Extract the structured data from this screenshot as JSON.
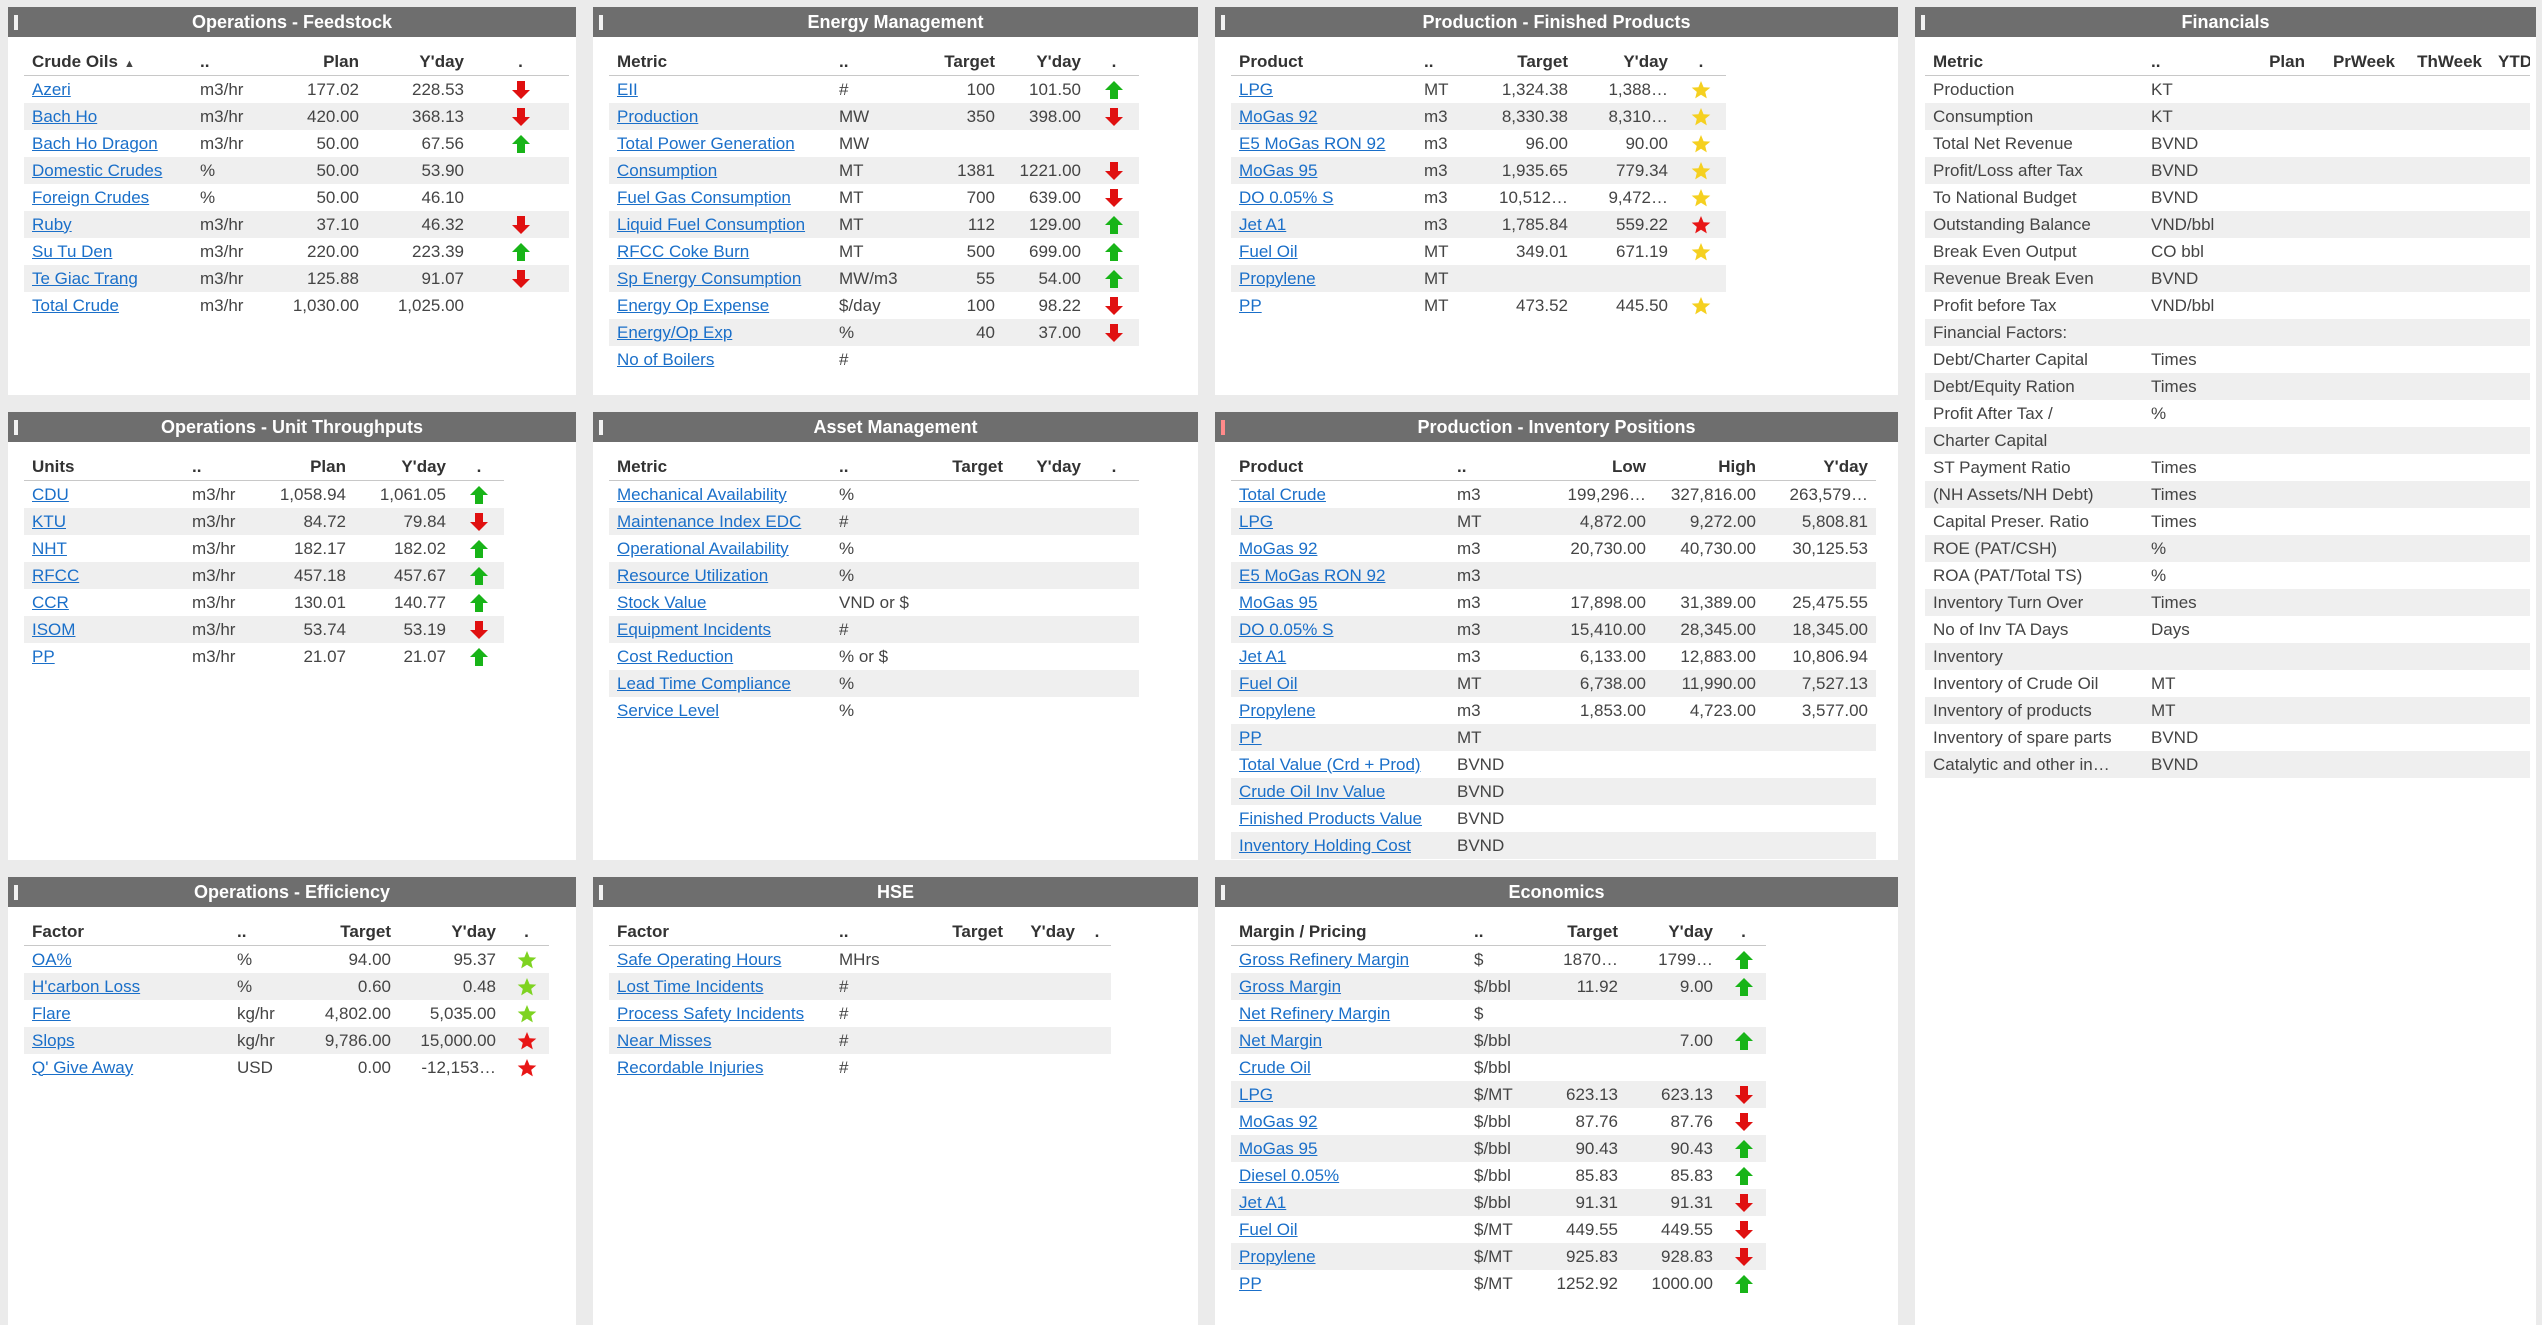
{
  "panels": [
    {
      "title": "Operations - Feedstock",
      "columns": [
        "Crude Oils",
        "..",
        "Plan",
        "Y'day",
        "."
      ],
      "rows": [
        {
          "name": "Azeri",
          "unit": "m3/hr",
          "a": "177.02",
          "b": "228.53",
          "ind": "down"
        },
        {
          "name": "Bach Ho",
          "unit": "m3/hr",
          "a": "420.00",
          "b": "368.13",
          "ind": "down"
        },
        {
          "name": "Bach Ho Dragon",
          "unit": "m3/hr",
          "a": "50.00",
          "b": "67.56",
          "ind": "up"
        },
        {
          "name": "Domestic Crudes",
          "unit": "%",
          "a": "50.00",
          "b": "53.90",
          "ind": ""
        },
        {
          "name": "Foreign Crudes",
          "unit": "%",
          "a": "50.00",
          "b": "46.10",
          "ind": ""
        },
        {
          "name": "Ruby",
          "unit": "m3/hr",
          "a": "37.10",
          "b": "46.32",
          "ind": "down"
        },
        {
          "name": "Su Tu Den",
          "unit": "m3/hr",
          "a": "220.00",
          "b": "223.39",
          "ind": "up"
        },
        {
          "name": "Te Giac Trang",
          "unit": "m3/hr",
          "a": "125.88",
          "b": "91.07",
          "ind": "down"
        },
        {
          "name": "Total Crude",
          "unit": "m3/hr",
          "a": "1,030.00",
          "b": "1,025.00",
          "ind": ""
        }
      ]
    },
    {
      "title": "Energy Management",
      "columns": [
        "Metric",
        "..",
        "Target",
        "Y'day",
        "."
      ],
      "rows": [
        {
          "name": "EII",
          "unit": "#",
          "a": "100",
          "b": "101.50",
          "ind": "up"
        },
        {
          "name": "Production",
          "unit": "MW",
          "a": "350",
          "b": "398.00",
          "ind": "down"
        },
        {
          "name": "Total Power Generation",
          "unit": "MW",
          "a": "",
          "b": "",
          "ind": ""
        },
        {
          "name": "Consumption",
          "unit": "MT",
          "a": "1381",
          "b": "1221.00",
          "ind": "down"
        },
        {
          "name": "Fuel Gas Consumption",
          "unit": "MT",
          "a": "700",
          "b": "639.00",
          "ind": "down"
        },
        {
          "name": "Liquid Fuel Consumption",
          "unit": "MT",
          "a": "112",
          "b": "129.00",
          "ind": "up"
        },
        {
          "name": "RFCC Coke Burn",
          "unit": "MT",
          "a": "500",
          "b": "699.00",
          "ind": "up"
        },
        {
          "name": "Sp Energy Consumption",
          "unit": "MW/m3",
          "a": "55",
          "b": "54.00",
          "ind": "up"
        },
        {
          "name": "Energy Op Expense",
          "unit": "$/day",
          "a": "100",
          "b": "98.22",
          "ind": "down"
        },
        {
          "name": "Energy/Op Exp",
          "unit": "%",
          "a": "40",
          "b": "37.00",
          "ind": "down"
        },
        {
          "name": "No of Boilers",
          "unit": "#",
          "a": "",
          "b": "",
          "ind": ""
        }
      ]
    },
    {
      "title": "Production - Finished Products",
      "columns": [
        "Product",
        "..",
        "Target",
        "Y'day",
        "."
      ],
      "rows": [
        {
          "name": "LPG",
          "unit": "MT",
          "a": "1,324.38",
          "b": "1,388…",
          "ind": "star-yellow"
        },
        {
          "name": "MoGas 92",
          "unit": "m3",
          "a": "8,330.38",
          "b": "8,310…",
          "ind": "star-yellow"
        },
        {
          "name": "E5 MoGas RON 92",
          "unit": "m3",
          "a": "96.00",
          "b": "90.00",
          "ind": "star-yellow"
        },
        {
          "name": "MoGas 95",
          "unit": "m3",
          "a": "1,935.65",
          "b": "779.34",
          "ind": "star-yellow"
        },
        {
          "name": "DO 0.05% S",
          "unit": "m3",
          "a": "10,512…",
          "b": "9,472…",
          "ind": "star-yellow"
        },
        {
          "name": "Jet A1",
          "unit": "m3",
          "a": "1,785.84",
          "b": "559.22",
          "ind": "star-red"
        },
        {
          "name": "Fuel Oil",
          "unit": "MT",
          "a": "349.01",
          "b": "671.19",
          "ind": "star-yellow"
        },
        {
          "name": "Propylene",
          "unit": "MT",
          "a": "",
          "b": "",
          "ind": ""
        },
        {
          "name": "PP",
          "unit": "MT",
          "a": "473.52",
          "b": "445.50",
          "ind": "star-yellow"
        }
      ]
    },
    {
      "title": "Financials",
      "columns": [
        "Metric",
        "..",
        "Plan",
        "PrWeek",
        "ThWeek",
        "YTD"
      ],
      "rows": [
        {
          "name": "Production",
          "unit": "KT"
        },
        {
          "name": "Consumption",
          "unit": "KT"
        },
        {
          "name": "Total Net Revenue",
          "unit": "BVND"
        },
        {
          "name": "Profit/Loss after Tax",
          "unit": "BVND"
        },
        {
          "name": "To National Budget",
          "unit": "BVND"
        },
        {
          "name": "Outstanding Balance",
          "unit": "VND/bbl"
        },
        {
          "name": "Break Even Output",
          "unit": "CO bbl"
        },
        {
          "name": "Revenue Break Even",
          "unit": "BVND"
        },
        {
          "name": "Profit before Tax",
          "unit": "VND/bbl"
        },
        {
          "name": "Financial Factors:",
          "unit": ""
        },
        {
          "name": "Debt/Charter Capital",
          "unit": "Times"
        },
        {
          "name": "Debt/Equity Ration",
          "unit": "Times"
        },
        {
          "name": "Profit After Tax /",
          "unit": "%"
        },
        {
          "name": "Charter Capital",
          "unit": ""
        },
        {
          "name": "ST Payment Ratio",
          "unit": "Times"
        },
        {
          "name": "(NH Assets/NH Debt)",
          "unit": "Times"
        },
        {
          "name": "Capital Preser. Ratio",
          "unit": "Times"
        },
        {
          "name": "ROE (PAT/CSH)",
          "unit": "%"
        },
        {
          "name": "ROA (PAT/Total TS)",
          "unit": "%"
        },
        {
          "name": "Inventory Turn Over",
          "unit": "Times"
        },
        {
          "name": "No of Inv TA Days",
          "unit": "Days"
        },
        {
          "name": "Inventory",
          "unit": ""
        },
        {
          "name": "Inventory of Crude Oil",
          "unit": "MT"
        },
        {
          "name": "Inventory of products",
          "unit": "MT"
        },
        {
          "name": "Inventory of spare parts",
          "unit": "BVND"
        },
        {
          "name": "Catalytic and other in…",
          "unit": "BVND"
        }
      ]
    },
    {
      "title": "Operations - Unit Throughputs",
      "columns": [
        "Units",
        "..",
        "Plan",
        "Y'day",
        "."
      ],
      "rows": [
        {
          "name": "CDU",
          "unit": "m3/hr",
          "a": "1,058.94",
          "b": "1,061.05",
          "ind": "up"
        },
        {
          "name": "KTU",
          "unit": "m3/hr",
          "a": "84.72",
          "b": "79.84",
          "ind": "down"
        },
        {
          "name": "NHT",
          "unit": "m3/hr",
          "a": "182.17",
          "b": "182.02",
          "ind": "up"
        },
        {
          "name": "RFCC",
          "unit": "m3/hr",
          "a": "457.18",
          "b": "457.67",
          "ind": "up"
        },
        {
          "name": "CCR",
          "unit": "m3/hr",
          "a": "130.01",
          "b": "140.77",
          "ind": "up"
        },
        {
          "name": "ISOM",
          "unit": "m3/hr",
          "a": "53.74",
          "b": "53.19",
          "ind": "down"
        },
        {
          "name": "PP",
          "unit": "m3/hr",
          "a": "21.07",
          "b": "21.07",
          "ind": "up"
        }
      ]
    },
    {
      "title": "Asset Management",
      "columns": [
        "Metric",
        "..",
        "Target",
        "Y'day",
        "."
      ],
      "rows": [
        {
          "name": "Mechanical Availability",
          "unit": "%",
          "a": "",
          "b": "",
          "ind": ""
        },
        {
          "name": "Maintenance Index EDC",
          "unit": "#",
          "a": "",
          "b": "",
          "ind": ""
        },
        {
          "name": "Operational Availability",
          "unit": "%",
          "a": "",
          "b": "",
          "ind": ""
        },
        {
          "name": "Resource Utilization",
          "unit": "%",
          "a": "",
          "b": "",
          "ind": ""
        },
        {
          "name": "Stock Value",
          "unit": "VND or $",
          "a": "",
          "b": "",
          "ind": ""
        },
        {
          "name": "Equipment Incidents",
          "unit": "#",
          "a": "",
          "b": "",
          "ind": ""
        },
        {
          "name": "Cost Reduction",
          "unit": "% or $",
          "a": "",
          "b": "",
          "ind": ""
        },
        {
          "name": "Lead Time Compliance",
          "unit": "%",
          "a": "",
          "b": "",
          "ind": ""
        },
        {
          "name": "Service Level",
          "unit": "%",
          "a": "",
          "b": "",
          "ind": ""
        }
      ]
    },
    {
      "title": "Production - Inventory Positions",
      "columns": [
        "Product",
        "..",
        "Low",
        "High",
        "Y'day"
      ],
      "rows": [
        {
          "name": "Total Crude",
          "unit": "m3",
          "a": "199,296…",
          "b": "327,816.00",
          "c": "263,579…"
        },
        {
          "name": "LPG",
          "unit": "MT",
          "a": "4,872.00",
          "b": "9,272.00",
          "c": "5,808.81"
        },
        {
          "name": "MoGas 92",
          "unit": "m3",
          "a": "20,730.00",
          "b": "40,730.00",
          "c": "30,125.53"
        },
        {
          "name": "E5 MoGas RON 92",
          "unit": "m3",
          "a": "",
          "b": "",
          "c": ""
        },
        {
          "name": "MoGas 95",
          "unit": "m3",
          "a": "17,898.00",
          "b": "31,389.00",
          "c": "25,475.55"
        },
        {
          "name": "DO 0.05% S",
          "unit": "m3",
          "a": "15,410.00",
          "b": "28,345.00",
          "c": "18,345.00"
        },
        {
          "name": "Jet A1",
          "unit": "m3",
          "a": "6,133.00",
          "b": "12,883.00",
          "c": "10,806.94"
        },
        {
          "name": "Fuel Oil",
          "unit": "MT",
          "a": "6,738.00",
          "b": "11,990.00",
          "c": "7,527.13"
        },
        {
          "name": "Propylene",
          "unit": "m3",
          "a": "1,853.00",
          "b": "4,723.00",
          "c": "3,577.00"
        },
        {
          "name": "PP",
          "unit": "MT",
          "a": "",
          "b": "",
          "c": ""
        },
        {
          "name": "Total Value (Crd + Prod)",
          "unit": "BVND",
          "a": "",
          "b": "",
          "c": ""
        },
        {
          "name": "Crude Oil Inv Value",
          "unit": "BVND",
          "a": "",
          "b": "",
          "c": ""
        },
        {
          "name": "Finished Products Value",
          "unit": "BVND",
          "a": "",
          "b": "",
          "c": ""
        },
        {
          "name": "Inventory Holding Cost",
          "unit": "BVND",
          "a": "",
          "b": "",
          "c": ""
        }
      ]
    },
    {
      "title": "Operations - Efficiency",
      "columns": [
        "Factor",
        "..",
        "Target",
        "Y'day",
        "."
      ],
      "rows": [
        {
          "name": "OA%",
          "unit": "%",
          "a": "94.00",
          "b": "95.37",
          "ind": "star-green"
        },
        {
          "name": "H'carbon Loss",
          "unit": "%",
          "a": "0.60",
          "b": "0.48",
          "ind": "star-green"
        },
        {
          "name": "Flare",
          "unit": "kg/hr",
          "a": "4,802.00",
          "b": "5,035.00",
          "ind": "star-green"
        },
        {
          "name": "Slops",
          "unit": "kg/hr",
          "a": "9,786.00",
          "b": "15,000.00",
          "ind": "star-red"
        },
        {
          "name": "Q' Give Away",
          "unit": "USD",
          "a": "0.00",
          "b": "-12,153…",
          "ind": "star-red"
        }
      ]
    },
    {
      "title": "HSE",
      "columns": [
        "Factor",
        "..",
        "Target",
        "Y'day",
        "."
      ],
      "rows": [
        {
          "name": "Safe Operating Hours",
          "unit": "MHrs",
          "a": "",
          "b": "",
          "ind": ""
        },
        {
          "name": "Lost Time Incidents",
          "unit": "#",
          "a": "",
          "b": "",
          "ind": ""
        },
        {
          "name": "Process Safety Incidents",
          "unit": "#",
          "a": "",
          "b": "",
          "ind": ""
        },
        {
          "name": "Near Misses",
          "unit": "#",
          "a": "",
          "b": "",
          "ind": ""
        },
        {
          "name": "Recordable Injuries",
          "unit": "#",
          "a": "",
          "b": "",
          "ind": ""
        }
      ]
    },
    {
      "title": "Economics",
      "columns": [
        "Margin / Pricing",
        "..",
        "Target",
        "Y'day",
        "."
      ],
      "rows": [
        {
          "name": "Gross Refinery Margin",
          "unit": "$",
          "a": "1870…",
          "b": "1799…",
          "ind": "up"
        },
        {
          "name": "Gross Margin",
          "unit": "$/bbl",
          "a": "11.92",
          "b": "9.00",
          "ind": "up"
        },
        {
          "name": "Net Refinery Margin",
          "unit": "$",
          "a": "",
          "b": "",
          "ind": ""
        },
        {
          "name": "Net Margin",
          "unit": "$/bbl",
          "a": "",
          "b": "7.00",
          "ind": "up"
        },
        {
          "name": "Crude Oil",
          "unit": "$/bbl",
          "a": "",
          "b": "",
          "ind": ""
        },
        {
          "name": "LPG",
          "unit": "$/MT",
          "a": "623.13",
          "b": "623.13",
          "ind": "down"
        },
        {
          "name": "MoGas 92",
          "unit": "$/bbl",
          "a": "87.76",
          "b": "87.76",
          "ind": "down"
        },
        {
          "name": "MoGas 95",
          "unit": "$/bbl",
          "a": "90.43",
          "b": "90.43",
          "ind": "up"
        },
        {
          "name": "Diesel 0.05%",
          "unit": "$/bbl",
          "a": "85.83",
          "b": "85.83",
          "ind": "up"
        },
        {
          "name": "Jet A1",
          "unit": "$/bbl",
          "a": "91.31",
          "b": "91.31",
          "ind": "down"
        },
        {
          "name": "Fuel Oil",
          "unit": "$/MT",
          "a": "449.55",
          "b": "449.55",
          "ind": "down"
        },
        {
          "name": "Propylene",
          "unit": "$/MT",
          "a": "925.83",
          "b": "928.83",
          "ind": "down"
        },
        {
          "name": "PP",
          "unit": "$/MT",
          "a": "1252.92",
          "b": "1000.00",
          "ind": "up"
        }
      ]
    }
  ],
  "colors": {
    "header": "#6e6e6e",
    "link": "#1a6fc9",
    "up": "#18b418",
    "down": "#e01010",
    "star_yellow": "#f5d020",
    "star_green": "#7ed321",
    "star_red": "#e81616"
  }
}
#####
◆ YOUR OBJECTIVE ◆
Pull out every line of the records above that contains the word "Capital".

◆ EXERCISE SOLUTION ◆
          "name": "Debt/Charter Capital",
          "name": "Charter Capital",
          "name": "Capital Preser. Ratio",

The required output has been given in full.